* **Stated task**:
Copy out each line that mentions the word "label".

begin

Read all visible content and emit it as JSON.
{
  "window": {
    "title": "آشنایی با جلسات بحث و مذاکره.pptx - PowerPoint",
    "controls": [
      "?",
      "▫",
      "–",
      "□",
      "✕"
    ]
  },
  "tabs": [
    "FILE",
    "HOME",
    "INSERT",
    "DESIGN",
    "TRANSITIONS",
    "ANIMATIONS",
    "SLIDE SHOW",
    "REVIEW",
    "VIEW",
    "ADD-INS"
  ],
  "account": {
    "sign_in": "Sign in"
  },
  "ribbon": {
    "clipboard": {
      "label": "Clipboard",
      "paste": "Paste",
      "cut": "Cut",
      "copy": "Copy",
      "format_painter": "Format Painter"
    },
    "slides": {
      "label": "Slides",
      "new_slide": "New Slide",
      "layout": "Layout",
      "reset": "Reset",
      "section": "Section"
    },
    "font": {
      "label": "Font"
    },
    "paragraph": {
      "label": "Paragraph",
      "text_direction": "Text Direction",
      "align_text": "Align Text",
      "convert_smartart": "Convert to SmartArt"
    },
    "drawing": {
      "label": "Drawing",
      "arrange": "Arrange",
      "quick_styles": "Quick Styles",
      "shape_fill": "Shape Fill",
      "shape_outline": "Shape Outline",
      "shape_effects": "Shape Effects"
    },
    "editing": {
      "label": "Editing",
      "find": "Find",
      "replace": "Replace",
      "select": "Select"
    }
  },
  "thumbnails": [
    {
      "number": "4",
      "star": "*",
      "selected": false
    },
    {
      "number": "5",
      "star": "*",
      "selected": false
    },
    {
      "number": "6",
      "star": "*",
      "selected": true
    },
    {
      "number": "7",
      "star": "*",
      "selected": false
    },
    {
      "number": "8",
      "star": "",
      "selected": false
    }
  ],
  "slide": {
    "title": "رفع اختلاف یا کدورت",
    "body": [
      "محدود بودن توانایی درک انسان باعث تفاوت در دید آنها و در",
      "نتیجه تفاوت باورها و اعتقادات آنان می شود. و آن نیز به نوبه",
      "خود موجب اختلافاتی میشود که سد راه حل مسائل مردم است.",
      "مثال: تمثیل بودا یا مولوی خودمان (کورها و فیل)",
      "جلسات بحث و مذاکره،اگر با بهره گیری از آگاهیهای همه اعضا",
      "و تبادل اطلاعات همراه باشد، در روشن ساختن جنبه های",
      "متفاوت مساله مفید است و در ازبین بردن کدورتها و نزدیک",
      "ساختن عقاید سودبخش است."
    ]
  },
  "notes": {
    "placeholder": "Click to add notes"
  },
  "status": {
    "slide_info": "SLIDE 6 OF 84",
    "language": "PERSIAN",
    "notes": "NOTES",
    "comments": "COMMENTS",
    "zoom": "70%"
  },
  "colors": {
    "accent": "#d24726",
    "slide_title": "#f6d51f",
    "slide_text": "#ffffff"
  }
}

end

* **Task solution**:
      "label": "Clipboard",
      "label": "Slides",
      "label": "Font"
      "label": "Paragraph",
      "label": "Drawing",
      "label": "Editing",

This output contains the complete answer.